#### [OBJECTIVE]
Omit the images. Copy each entry word for word.
╔══
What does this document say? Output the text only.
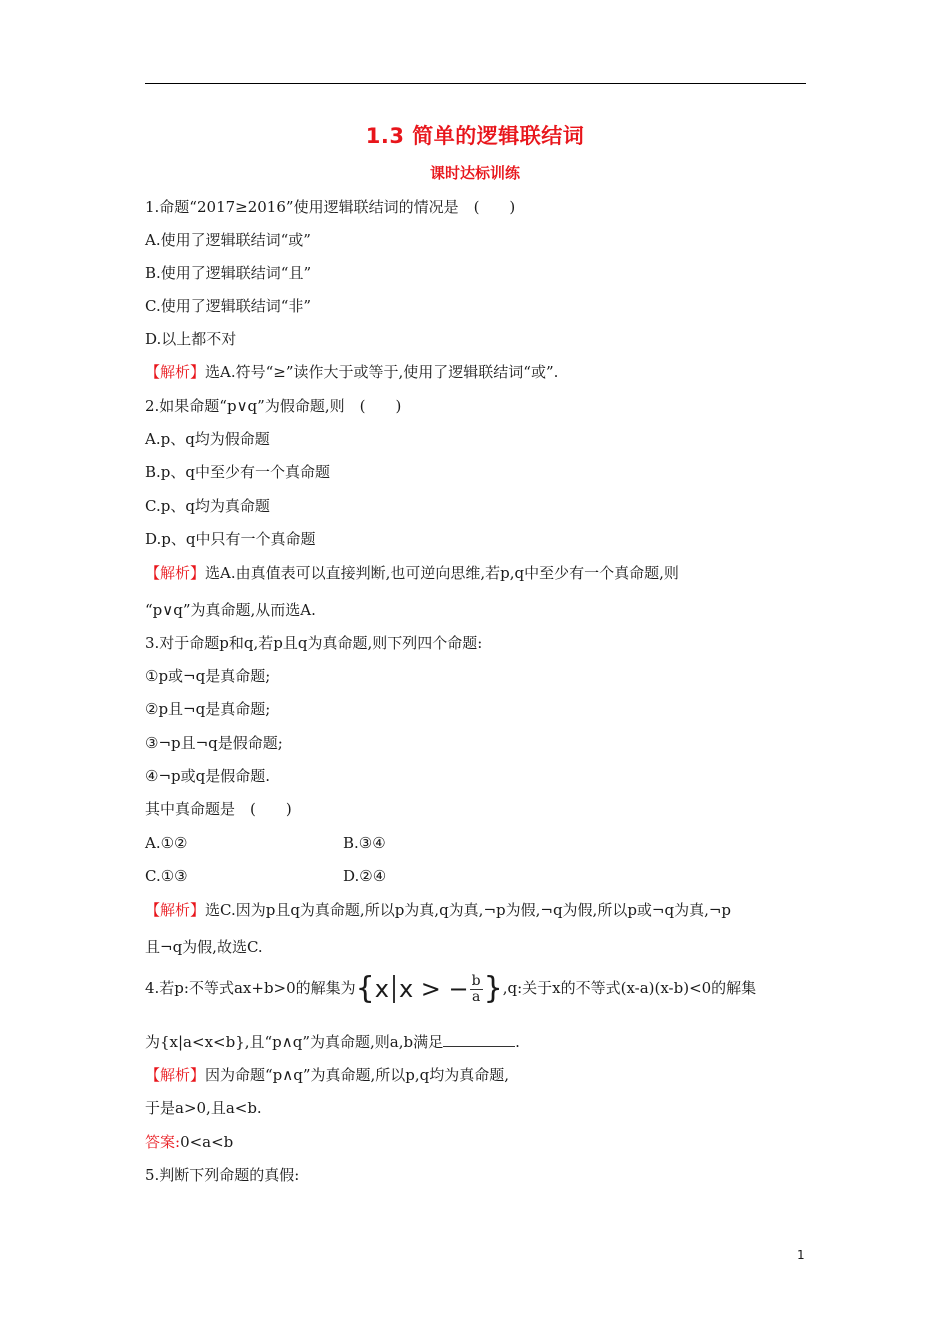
1.3 简单的逻辑联结词
课时达标训练
1.命题“2017≥2016”使用逻辑联结词的情况是　(　　)
A.使用了逻辑联结词“或”
B.使用了逻辑联结词“且”
C.使用了逻辑联结词“非”
D.以上都不对
【解析】选A.符号“≥”读作大于或等于,使用了逻辑联结词“或”.
2.如果命题“p∨q”为假命题,则　(　　)
A.p、q均为假命题
B.p、q中至少有一个真命题
C.p、q均为真命题
D.p、q中只有一个真命题
【解析】选A.由真值表可以直接判断,也可逆向思维,若p,q中至少有一个真命题,则
“p∨q”为真命题,从而选A.
3.对于命题p和q,若p且q为真命题,则下列四个命题:
①p或¬q是真命题;
②p且¬q是真命题;
③¬p且¬q是假命题;
④¬p或q是假命题.
其中真命题是　(　　)
A.①②	B.③④
C.①③	D.②④
【解析】选C.因为p且q为真命题,所以p为真,q为真,¬p为假,¬q为假,所以p或¬q为真,¬p
且¬q为假,故选C.
4.若p:不等式ax+b>0的解集为{x x > − $\frac{b}{a} \},q$:关于x的不等式(x-a)(x-b)<0的解集
为{x|a<x<b},且“p∧q”为真命题,则a,b满足	.
【解析】因为命题“p∧q”为真命题,所以p,q均为真命题,
于是a>0,且a<b.
答案:0<a<b
5.判断下列命题的真假:
1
╚══
#### [PROBLEM SOLUTION]
What does this document say? Output the text only.
1.3 简单的逻辑联结词
课时达标训练
1.命题“2017≥2016”使用逻辑联结词的情况是　(　　)
A.使用了逻辑联结词“或”
B.使用了逻辑联结词“且”
C.使用了逻辑联结词“非”
D.以上都不对
【解析】选A.符号“≥”读作大于或等于,使用了逻辑联结词“或”.
2.如果命题“p∨q”为假命题,则　(　　)
A.p、q均为假命题
B.p、q中至少有一个真命题
C.p、q均为真命题
D.p、q中只有一个真命题
【解析】选A.由真值表可以直接判断,也可逆向思维,若p,q中至少有一个真命题,则
“p∨q”为真命题,从而选A.
3.对于命题p和q,若p且q为真命题,则下列四个命题:
①p或¬q是真命题;
②p且¬q是真命题;
③¬p且¬q是假命题;
④¬p或q是假命题.
其中真命题是　(　　)
A.①②	B.③④
C.①③	D.②④
【解析】选C.因为p且q为真命题,所以p为真,q为真,¬p为假,¬q为假,所以p或¬q为真,¬p
且¬q为假,故选C.
4.若p:不等式ax+b>0的解集为{x x > − $\frac{b}{a} \},q$:关于x的不等式(x-a)(x-b)<0的解集
为{x|a<x<b},且“p∧q”为真命题,则a,b满足	.
【解析】因为命题“p∧q”为真命题,所以p,q均为真命题,
于是a>0,且a<b.
答案:0<a<b
5.判断下列命题的真假:
1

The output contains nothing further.